● Excerpted text:
How is it that German auto companies have managed to survive? Maybe the decline of Detroit isn't as much the Unions fault as it was the refusal by the Auto Industry leaders to manufacture cars people actually want to buy? It is all to easy and woefully simplistic to simply say that the Unions destroyed the US Auto Industry and by extension Detroit itself. Fact is, even if Detroit based car manufactures where able to maintain their market share, most workers would still be replaced by robots, and seeing as a significant portion of Detroit's workforce was formally engaged in auto manufacturing, it's not too hard to imagine that Detroit would have problems.

P.S. Hostess did not simply go bankrupt just because those no good unions wouldn't play ball, in fact, if anything the management team at Hostess bare a significant share of the blame for the companies woes. Sorry to challanged your anti union narative, I do know you right-wing types always love to bash unions at every opportunity.

● The tasks:
1) In the comment on Detroit's auto industry, what would happen to most workers even if Detroit car manufacturers had kept their market share?
2) Continue the comment on Detroit's auto industry and unions from its final sentence.

● Data listing:
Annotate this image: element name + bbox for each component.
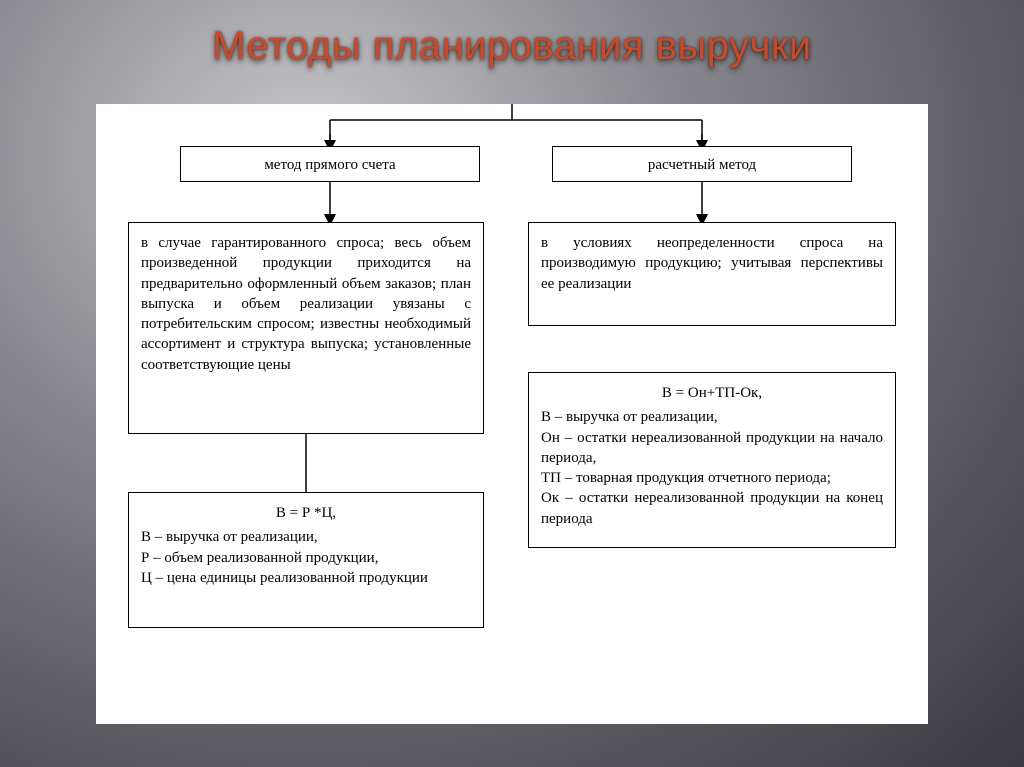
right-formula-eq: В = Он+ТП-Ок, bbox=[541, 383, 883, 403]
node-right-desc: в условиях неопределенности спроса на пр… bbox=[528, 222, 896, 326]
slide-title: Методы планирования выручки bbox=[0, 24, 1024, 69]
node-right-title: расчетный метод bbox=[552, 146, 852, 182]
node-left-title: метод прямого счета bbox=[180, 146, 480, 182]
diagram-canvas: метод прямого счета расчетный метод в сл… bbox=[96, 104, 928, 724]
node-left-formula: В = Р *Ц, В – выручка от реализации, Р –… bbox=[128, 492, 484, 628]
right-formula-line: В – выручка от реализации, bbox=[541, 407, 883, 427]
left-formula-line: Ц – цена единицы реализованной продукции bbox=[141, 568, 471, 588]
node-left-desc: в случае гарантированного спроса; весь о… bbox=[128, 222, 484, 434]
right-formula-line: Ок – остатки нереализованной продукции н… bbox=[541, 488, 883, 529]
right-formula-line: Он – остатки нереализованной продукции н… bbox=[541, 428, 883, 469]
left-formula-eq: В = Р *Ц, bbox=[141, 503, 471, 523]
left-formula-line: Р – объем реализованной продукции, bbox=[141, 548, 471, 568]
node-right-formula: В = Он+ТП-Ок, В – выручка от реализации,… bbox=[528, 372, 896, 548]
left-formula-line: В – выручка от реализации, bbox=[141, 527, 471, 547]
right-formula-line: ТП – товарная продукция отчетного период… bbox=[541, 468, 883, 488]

● Final results:
1) Most workers would still be replaced by robots.

2)
P.P.S. If we don't have unions, who is going to challenage the power of our corporate masters? The government?rofl.gif

The article's depiction of the company's fall omits crucial context and leaves readers with the impression that the act of discarding union workers is what allowed the "trimmed-down" company to re-emerge. The AP did not tell readers that, just three years prior to Mr. Rayburn's negotiations with labor, union workers made "substantial concessions" to aid the company's financial health, or that Hostess stopped contributing to workers' pensions and cut wages and benefits "by 27 to 32 percent."

Nor did the AP story mention the dramatic pay raises Hostess provided its executives during its financial struggles. For example, Brian Driscoll -- Hostess CEO in March 2011 -- received a salary increase from $750,000 to $2.25 million, according to The Wall Street Journal.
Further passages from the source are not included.